Extrait du document.
■ ■ ■
Le juge judiciaire considère que le juge de l’exécution peut se prononcer sur la demande de versement des intérêts de retard et leur point de départ, qu’il s’agisse tant des intérêts moratoires dus en applications des dispositions de l’article 1231-6 du Code civil que des intérêts dus en application des dispositions de l’article L1231-7 du même code, et ce, même si le juge du fond ne s’était pas prononcé sur ces questions [9].

Le juge administratif adopte la même position.

Il est en effet jugé que le paiement des intérêts correspondant à une condamnation prononcée par la juridiction administrative présente le caractère d’une mesure d’exécution de la décision juridictionnelle prononçant cette condamnation, y compris lorsque le paiement des intérêts n’avait pas été demandé devant le juge [10].

Aucune distinction n’est alors opérée entre les intérêts moratoires dus en exécution de l’article 1231-6 du Code civil et ceux dus en exécution de l’article L1231-7 du même code.

Ce point de vue est particulièrement discutable puisqu’il a pour effet d’anéantir la distinction qui existe entre ces intérêts. Si les intérêts de retard dus en application de l’article 1231-7 du Code civil sont dus de plein droit, y compris en l’absence de demande du créancier/victime, et en l’absence de disposition spécifique dans la décision juridictionnelle, il en va différemment des intérêts moratoires dus en application des dispositions de l’article L1231-7 du Code civil.
■ ■ ■
Données fournies.

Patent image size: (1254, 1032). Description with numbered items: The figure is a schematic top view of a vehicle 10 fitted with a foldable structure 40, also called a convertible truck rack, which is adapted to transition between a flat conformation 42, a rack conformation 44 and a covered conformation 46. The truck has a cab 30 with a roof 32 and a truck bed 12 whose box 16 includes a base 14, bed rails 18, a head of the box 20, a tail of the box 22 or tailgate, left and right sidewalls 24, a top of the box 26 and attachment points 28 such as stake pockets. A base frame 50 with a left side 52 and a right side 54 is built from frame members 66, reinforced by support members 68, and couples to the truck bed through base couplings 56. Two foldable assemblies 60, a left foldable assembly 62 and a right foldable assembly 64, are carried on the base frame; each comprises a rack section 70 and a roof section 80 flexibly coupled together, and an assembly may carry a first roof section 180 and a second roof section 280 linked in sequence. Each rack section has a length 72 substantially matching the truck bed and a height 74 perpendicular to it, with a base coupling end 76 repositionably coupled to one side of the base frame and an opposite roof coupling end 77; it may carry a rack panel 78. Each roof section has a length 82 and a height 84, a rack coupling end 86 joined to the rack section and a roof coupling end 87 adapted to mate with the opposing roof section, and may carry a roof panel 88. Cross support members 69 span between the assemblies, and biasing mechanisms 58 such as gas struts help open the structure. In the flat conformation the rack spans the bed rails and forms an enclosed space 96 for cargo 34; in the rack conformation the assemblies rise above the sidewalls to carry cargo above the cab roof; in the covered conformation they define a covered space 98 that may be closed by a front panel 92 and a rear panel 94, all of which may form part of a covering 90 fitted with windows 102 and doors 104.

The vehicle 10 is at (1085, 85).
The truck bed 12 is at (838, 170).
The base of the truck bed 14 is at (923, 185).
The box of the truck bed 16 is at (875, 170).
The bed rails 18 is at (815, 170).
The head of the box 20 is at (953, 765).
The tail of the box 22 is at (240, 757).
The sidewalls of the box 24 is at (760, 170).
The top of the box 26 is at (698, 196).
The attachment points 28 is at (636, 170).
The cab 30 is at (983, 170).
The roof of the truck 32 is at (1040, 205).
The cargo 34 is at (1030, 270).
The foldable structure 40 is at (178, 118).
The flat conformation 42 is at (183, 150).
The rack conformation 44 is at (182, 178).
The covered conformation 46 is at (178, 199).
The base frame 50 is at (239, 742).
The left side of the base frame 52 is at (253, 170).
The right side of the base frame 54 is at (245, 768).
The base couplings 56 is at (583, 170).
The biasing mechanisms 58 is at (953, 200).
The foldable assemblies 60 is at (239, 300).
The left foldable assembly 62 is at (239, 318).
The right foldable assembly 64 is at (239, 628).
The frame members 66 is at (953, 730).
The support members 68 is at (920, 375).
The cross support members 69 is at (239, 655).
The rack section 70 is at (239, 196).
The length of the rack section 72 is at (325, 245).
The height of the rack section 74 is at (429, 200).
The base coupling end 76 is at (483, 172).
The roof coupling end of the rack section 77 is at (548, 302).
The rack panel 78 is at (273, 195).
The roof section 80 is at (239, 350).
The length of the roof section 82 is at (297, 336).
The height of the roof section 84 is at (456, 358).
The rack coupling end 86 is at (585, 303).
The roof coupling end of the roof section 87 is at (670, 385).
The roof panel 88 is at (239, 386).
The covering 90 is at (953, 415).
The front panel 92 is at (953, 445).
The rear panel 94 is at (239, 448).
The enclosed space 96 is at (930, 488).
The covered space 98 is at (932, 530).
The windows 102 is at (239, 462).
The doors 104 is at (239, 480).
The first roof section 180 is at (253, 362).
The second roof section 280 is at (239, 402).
■ ■ ■
Action demandée 1. Réécrivez tout le passage de l'extrait, depuis « Aucune distinction n’est » jusqu'à « du Code civil. », en remplaçant « discutable » par « contestable ».
Action demandée 2. Veuillez indiquer, d'après l'extrait, quel caractère présente le paiement des intérêts correspondant à une condamnation prononcée par la juridiction administrative.
Les données n'interviennent en rien ici.

Réponse 1.
Aucune distinction n’est alors opérée entre les intérêts moratoires dus en exécution de l’article 1231-6 du Code civil et ceux dus en exécution de l’article L1231-7 du même code.

Ce point de vue est particulièrement contestable puisqu’il a pour effet d’anéantir la distinction qui existe entre ces intérêts. Si les intérêts de retard dus en application de l’article 1231-7 du Code civil sont dus de plein droit, y compris en l’absence de demande du créancier/victime, et en l’absence de disposition spécifique dans la décision juridictionnelle, il en va différemment des intérêts moratoires dus en application des dispositions de l’article L1231-7 du Code civil.

Réponse 2. Celui d'une mesure d'exécution de la décision juridictionnelle prononçant cette condamnation.